◆ Problem to work on: Only the lines from the one with "Read this page and output its text content." to the last line belong in your answer; write them out exactly and drop the pictures.

Stored records
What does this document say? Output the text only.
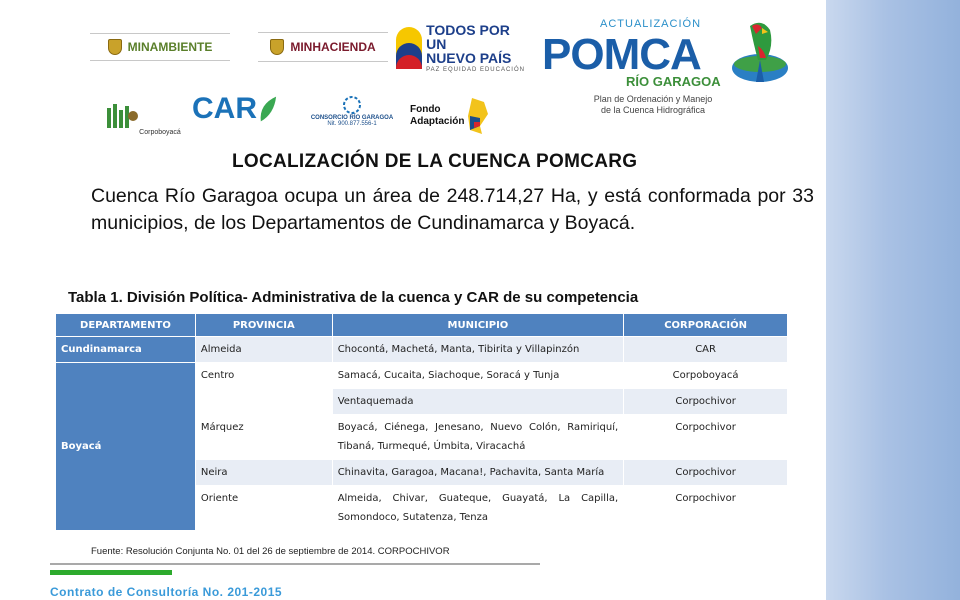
MINAMBIENTE	MINHACIENDA
TODOS POR UN
NUEVO PAÍS
PAZ EQUIDAD EDUCACIÓN
ACTUALIZACIÓN
POMCA
RÍO GARAGOA
Plan de Ordenación y Manejo
de la Cuenca Hidrográfica
Corpoboyacá
CAR	CONSORCIO RÍO GARAGOA
Nit. 900.877.556-1
Fondo
Adaptación
LOCALIZACIÓN DE LA CUENCA POMCARG
Cuenca Río Garagoa ocupa un área de 248.714,27 Ha, y está conformada por 33 municipios, de los Departamentos de Cundinamarca y Boyacá.
Tabla 1. División Política- Administrativa de la cuenca y CAR de su competencia
DEPARTAMENTO	PROVINCIA	MUNICIPIO	CORPORACIÓN
Cundinamarca	Almeida	Chocontá, Machetá, Manta, Tibirita y Villapinzón	CAR
Boyacá	Centro	Samacá, Cucaita, Siachoque, Soracá y Tunja	Corpoboyacá
		Ventaquemada	Corpochivor
	Márquez	Boyacá, Ciénega, Jenesano, Nuevo Colón, Ramiriquí, Tibaná, Turmequé, Úmbita, Viracachá	Corpochivor
	Neira	Chinavita, Garagoa, Macana!, Pachavita, Santa María	Corpochivor
	Oriente	Almeida, Chivar, Guateque, Guayatá, La Capilla, Somondoco, Sutatenza, Tenza	Corpochivor
Fuente: Resolución Conjunta No. 01 del 26 de septiembre de 2014. CORPOCHIVOR
Contrato de Consultoría No. 201-2015
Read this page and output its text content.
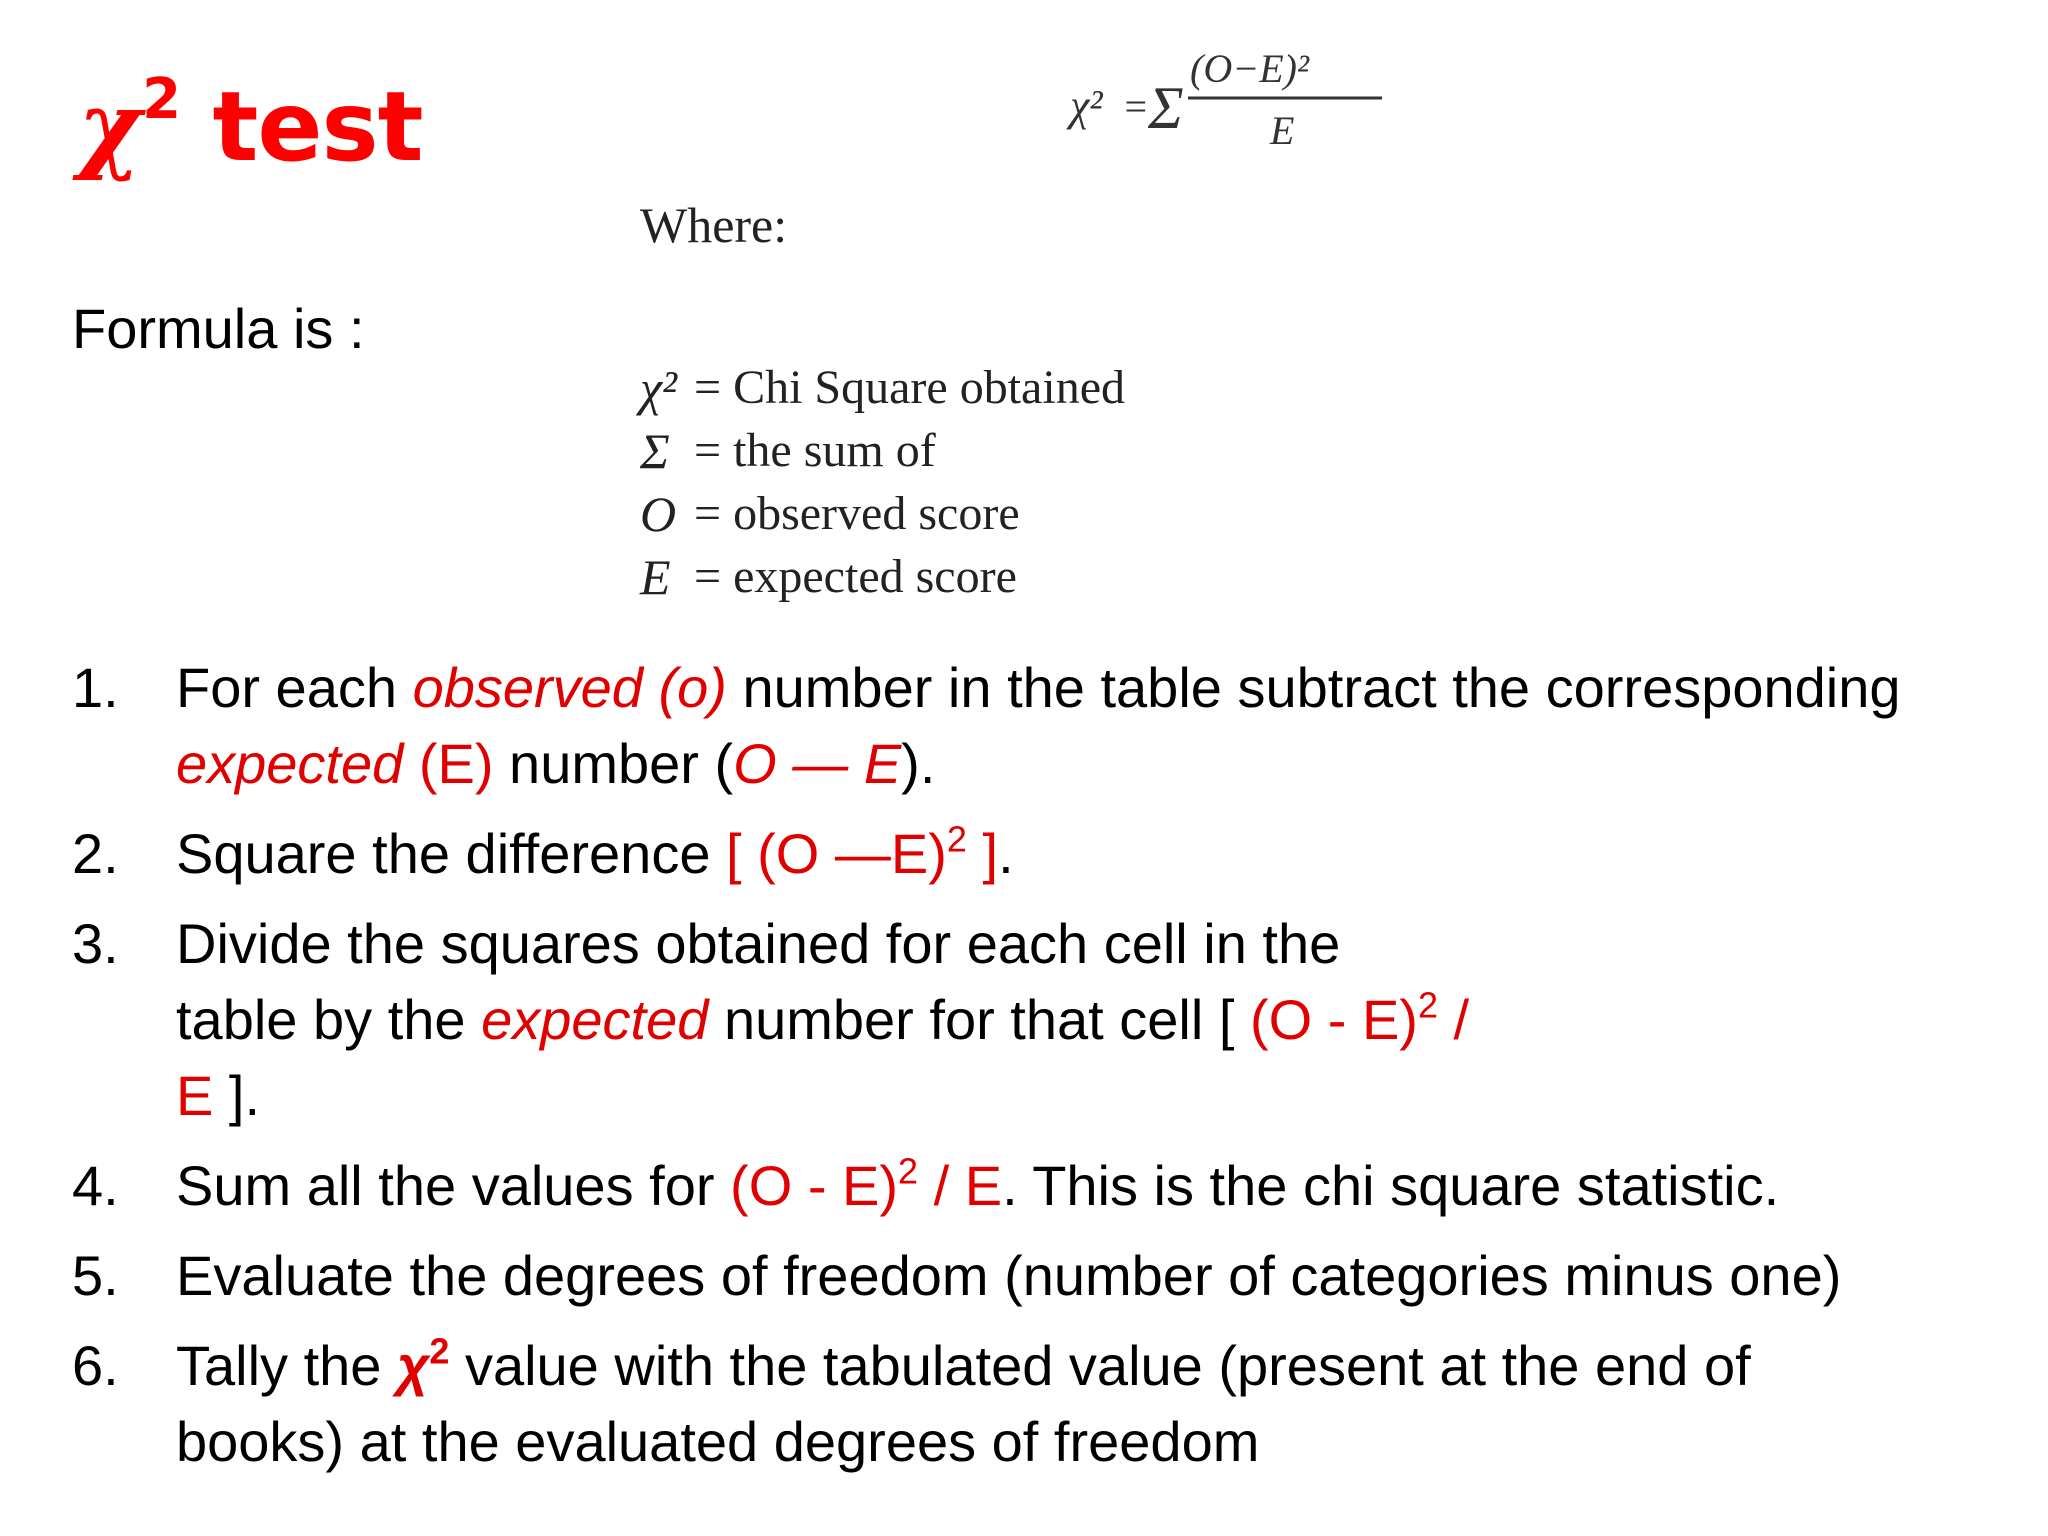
$\chi^2$ test	χ² = Σ
(O−E)²
E
Where:
Formula is :
χ² = Chi Square obtained
Σ = the sum of
O = observed score
E = expected score
1.	For each observed (o) number in the table subtract the corresponding expected (E) number (O — E).
2.	Square the difference [ (O —E)$^2$ ].
3.	Divide the squares obtained for each cell in the table by the expected number for that cell [ (O - E)$^2$ / E ].
4.	Sum all the values for (O - E)$^2$ / E. This is the chi square statistic.
5.	Evaluate the degrees of freedom (number of categories minus one)
6.	Tally the $\chi^2$ value with the tabulated value (present at the end of books) at the evaluated degrees of freedom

◆ Finished task:
Read this page and output its text content.
$\chi^2$ test	χ² = Σ
(O−E)²
E
Where:
Formula is :
χ² = Chi Square obtained
Σ = the sum of
O = observed score
E = expected score
1.	For each observed (o) number in the table subtract the corresponding expected (E) number (O — E).
2.	Square the difference [ (O —E)$^2$ ].
3.	Divide the squares obtained for each cell in the table by the expected number for that cell [ (O - E)$^2$ / E ].
4.	Sum all the values for (O - E)$^2$ / E. This is the chi square statistic.
5.	Evaluate the degrees of freedom (number of categories minus one)
6.	Tally the $\chi^2$ value with the tabulated value (present at the end of books) at the evaluated degrees of freedom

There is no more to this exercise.